▸ Challenge:
Search the records below for the word "text". Pull out each line that has it.

····················

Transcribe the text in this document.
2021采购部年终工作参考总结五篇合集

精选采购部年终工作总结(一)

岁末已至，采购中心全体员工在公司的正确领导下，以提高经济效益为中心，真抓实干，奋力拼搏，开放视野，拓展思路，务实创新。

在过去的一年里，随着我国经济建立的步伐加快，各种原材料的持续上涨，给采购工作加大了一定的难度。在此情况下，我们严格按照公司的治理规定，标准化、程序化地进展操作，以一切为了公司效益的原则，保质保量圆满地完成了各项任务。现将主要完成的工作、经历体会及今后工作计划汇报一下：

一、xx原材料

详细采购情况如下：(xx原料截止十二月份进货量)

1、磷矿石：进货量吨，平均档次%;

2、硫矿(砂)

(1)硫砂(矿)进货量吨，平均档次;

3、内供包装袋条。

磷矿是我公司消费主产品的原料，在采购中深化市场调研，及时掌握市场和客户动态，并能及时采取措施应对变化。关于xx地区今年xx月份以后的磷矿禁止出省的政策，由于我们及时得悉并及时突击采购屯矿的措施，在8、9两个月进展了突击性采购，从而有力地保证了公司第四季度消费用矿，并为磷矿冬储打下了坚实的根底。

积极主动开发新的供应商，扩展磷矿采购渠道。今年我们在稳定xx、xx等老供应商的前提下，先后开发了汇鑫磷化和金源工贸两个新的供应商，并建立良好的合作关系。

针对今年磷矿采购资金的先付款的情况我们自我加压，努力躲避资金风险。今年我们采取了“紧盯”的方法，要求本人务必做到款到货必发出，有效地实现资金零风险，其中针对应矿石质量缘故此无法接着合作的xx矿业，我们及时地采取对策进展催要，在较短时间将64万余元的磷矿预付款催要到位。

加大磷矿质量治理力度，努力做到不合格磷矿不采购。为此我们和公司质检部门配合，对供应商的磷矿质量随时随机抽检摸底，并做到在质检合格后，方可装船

····················

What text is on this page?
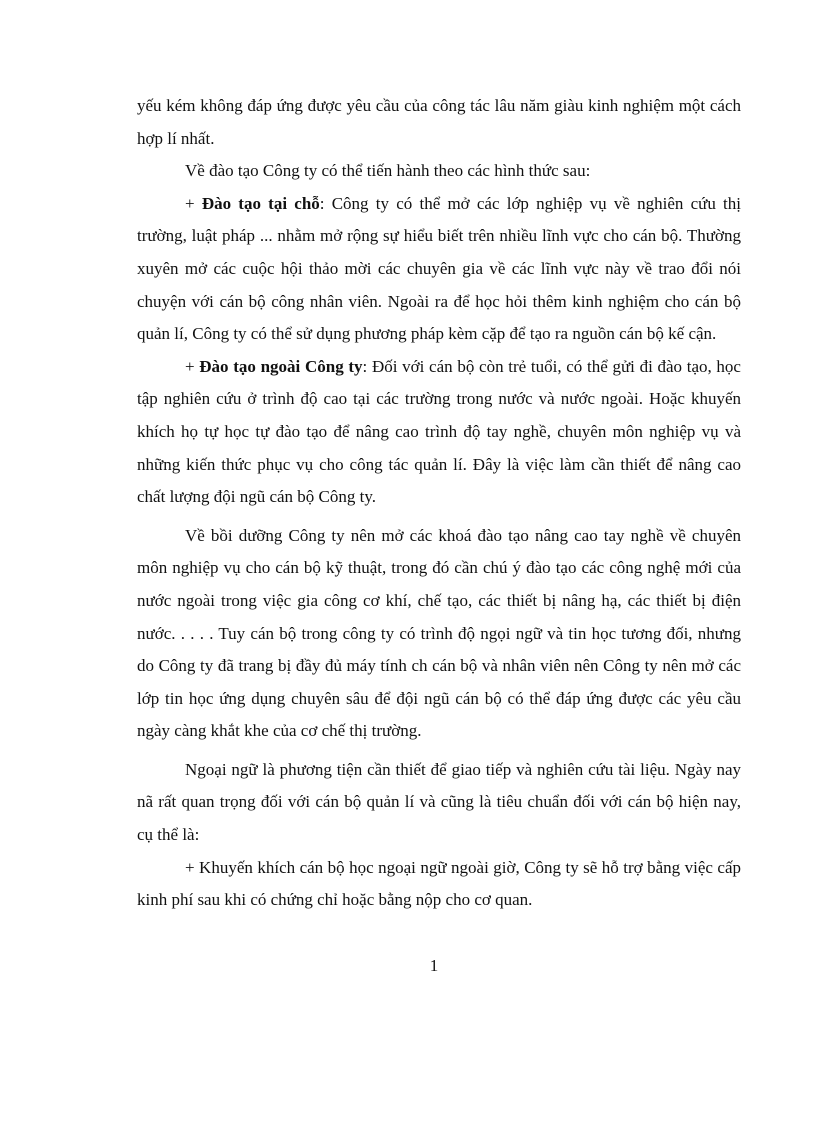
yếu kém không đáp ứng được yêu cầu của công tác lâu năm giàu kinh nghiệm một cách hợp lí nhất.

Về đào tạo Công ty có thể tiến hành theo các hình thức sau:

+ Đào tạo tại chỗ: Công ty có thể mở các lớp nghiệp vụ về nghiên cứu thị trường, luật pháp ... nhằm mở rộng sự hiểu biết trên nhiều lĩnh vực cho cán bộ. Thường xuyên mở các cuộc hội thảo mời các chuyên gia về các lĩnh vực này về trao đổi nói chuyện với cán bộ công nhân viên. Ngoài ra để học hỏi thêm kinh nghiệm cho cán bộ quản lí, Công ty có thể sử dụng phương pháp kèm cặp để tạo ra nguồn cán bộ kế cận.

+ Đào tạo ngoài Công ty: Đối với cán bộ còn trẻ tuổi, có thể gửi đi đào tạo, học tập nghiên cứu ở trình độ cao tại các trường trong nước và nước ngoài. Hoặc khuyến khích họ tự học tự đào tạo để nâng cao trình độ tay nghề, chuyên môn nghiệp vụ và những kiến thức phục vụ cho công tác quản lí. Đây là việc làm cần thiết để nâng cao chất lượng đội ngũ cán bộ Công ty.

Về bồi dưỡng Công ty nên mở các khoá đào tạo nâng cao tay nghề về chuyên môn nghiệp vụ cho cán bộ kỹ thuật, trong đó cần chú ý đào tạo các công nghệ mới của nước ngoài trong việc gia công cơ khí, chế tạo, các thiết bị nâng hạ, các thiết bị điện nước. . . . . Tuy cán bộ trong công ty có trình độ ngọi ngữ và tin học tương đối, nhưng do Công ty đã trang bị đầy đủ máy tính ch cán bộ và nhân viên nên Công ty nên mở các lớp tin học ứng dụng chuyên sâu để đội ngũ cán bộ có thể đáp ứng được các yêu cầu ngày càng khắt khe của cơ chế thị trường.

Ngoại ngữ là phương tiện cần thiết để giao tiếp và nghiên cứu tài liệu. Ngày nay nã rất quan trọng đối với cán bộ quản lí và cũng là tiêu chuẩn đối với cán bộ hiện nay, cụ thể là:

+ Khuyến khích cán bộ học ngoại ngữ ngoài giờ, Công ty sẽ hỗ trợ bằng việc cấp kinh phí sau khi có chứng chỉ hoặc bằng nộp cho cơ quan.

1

····················

▸ Response for this exercise:
Transcribe the text in this document.
What text is on this page?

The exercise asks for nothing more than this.